- **STORED RECORDS**:

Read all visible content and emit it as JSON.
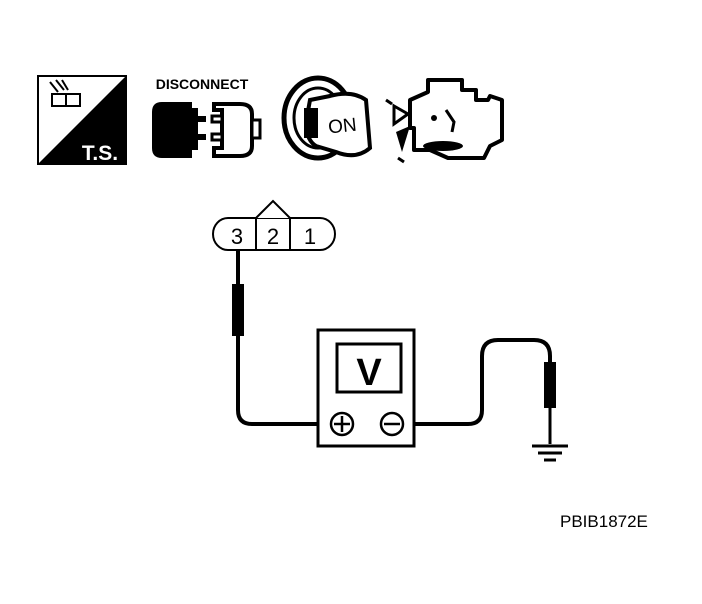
{
  "icons": {
    "ts_label": "T.S.",
    "disconnect_label": "DISCONNECT",
    "ignition_label": "ON"
  },
  "connector": {
    "pins": [
      "3",
      "2",
      "1"
    ]
  },
  "meter": {
    "label": "V"
  },
  "figure_id": "PBIB1872E"
}
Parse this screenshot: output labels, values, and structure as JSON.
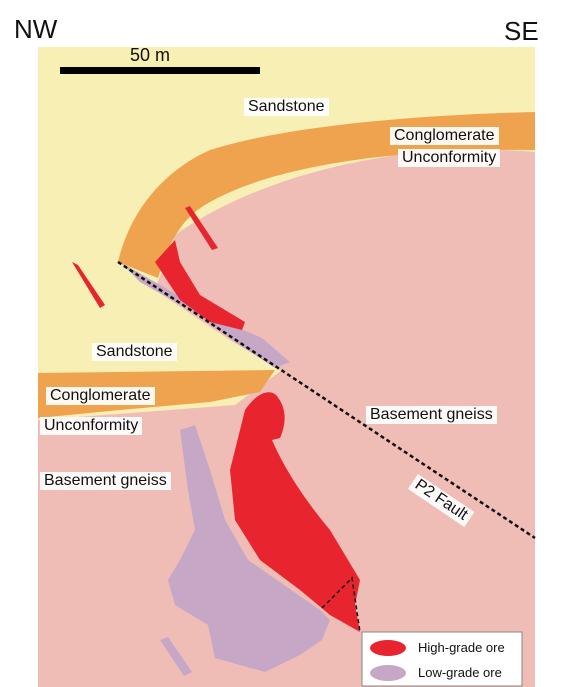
{
  "orientation": {
    "left": "NW",
    "right": "SE"
  },
  "scale_bar": {
    "label": "50 m"
  },
  "units": {
    "sandstone_upper": "Sandstone",
    "conglomerate_upper": "Conglomerate",
    "unconformity_upper": "Unconformity",
    "sandstone_lower": "Sandstone",
    "conglomerate_lower": "Conglomerate",
    "unconformity_lower": "Unconformity",
    "basement_right": "Basement gneiss",
    "basement_left": "Basement gneiss",
    "fault": "P2 Fault"
  },
  "legend": {
    "high_grade": "High-grade ore",
    "low_grade": "Low-grade ore"
  },
  "colors": {
    "sandstone": "#f8efb4",
    "conglomerate": "#f0a34f",
    "basement": "#efbdb6",
    "high_grade_ore": "#e8252f",
    "low_grade_ore": "#c6a7c6",
    "fault_line": "#111111"
  }
}
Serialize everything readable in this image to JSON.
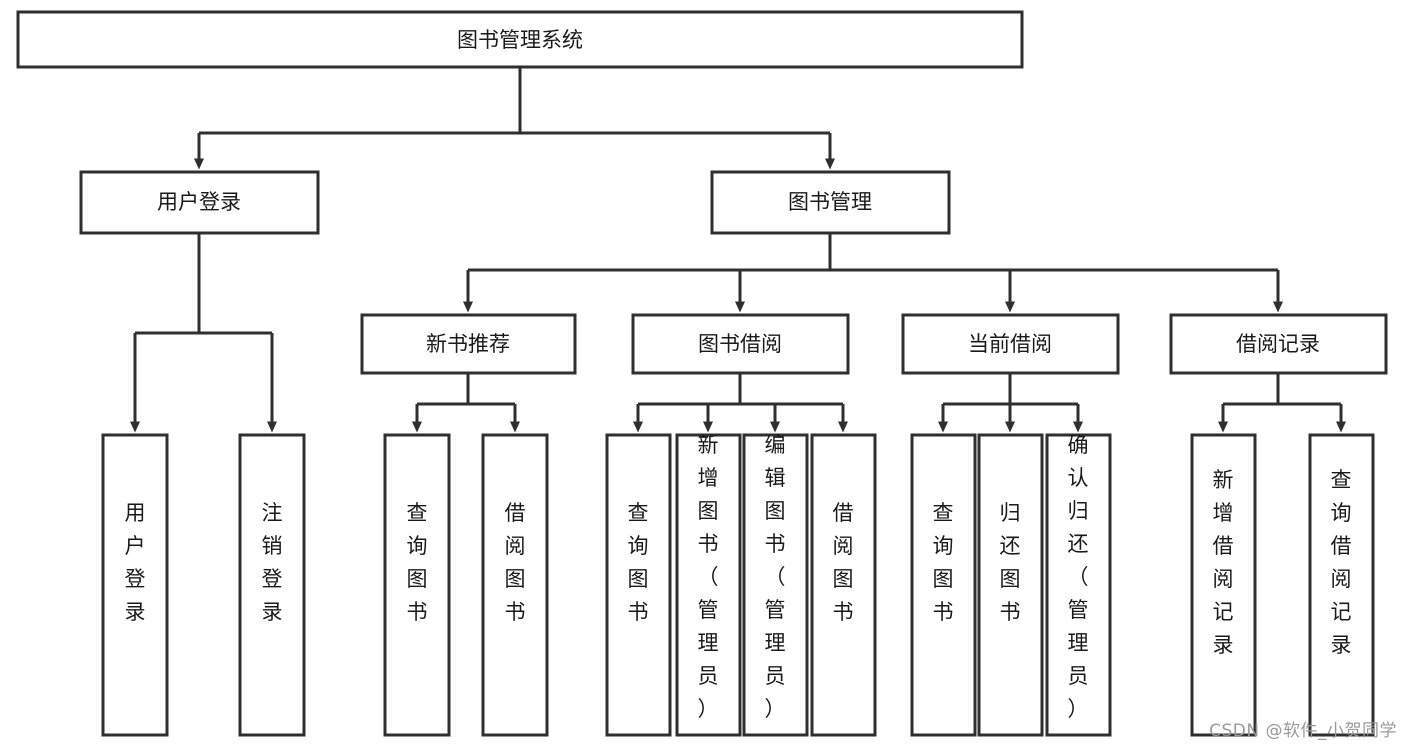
{
  "diagram": {
    "type": "tree",
    "title": "图书管理系统",
    "watermark": "CSDN @软件_小贺同学",
    "colors": {
      "box_stroke": "#2f2f2f",
      "box_fill": "#ffffff",
      "text": "#1a1a1a",
      "background": "#ffffff",
      "watermark": "#9a9a9a"
    },
    "root": {
      "label": "图书管理系统"
    },
    "level2": [
      {
        "label": "用户登录"
      },
      {
        "label": "图书管理"
      }
    ],
    "level3": [
      {
        "label": "新书推荐"
      },
      {
        "label": "图书借阅"
      },
      {
        "label": "当前借阅"
      },
      {
        "label": "借阅记录"
      }
    ],
    "leaves": {
      "user_login": [
        {
          "label": "用户登录"
        },
        {
          "label": "注销登录"
        }
      ],
      "new_book": [
        {
          "label": "查询图书"
        },
        {
          "label": "借阅图书"
        }
      ],
      "book_borrow": [
        {
          "label": "查询图书"
        },
        {
          "label": "新增图书（管理员）"
        },
        {
          "label": "编辑图书（管理员）"
        },
        {
          "label": "借阅图书"
        }
      ],
      "current_borrow": [
        {
          "label": "查询图书"
        },
        {
          "label": "归还图书"
        },
        {
          "label": "确认归还（管理员）"
        }
      ],
      "borrow_record": [
        {
          "label": "新增借阅记录"
        },
        {
          "label": "查询借阅记录"
        }
      ]
    }
  }
}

- **SET EXERCISE**: Copy out every line where the word "watermark" occurs.

- **OUTPUT OF THE TASK**:
    "watermark": "CSDN @软件_小贺同学",
      "watermark": "#9a9a9a"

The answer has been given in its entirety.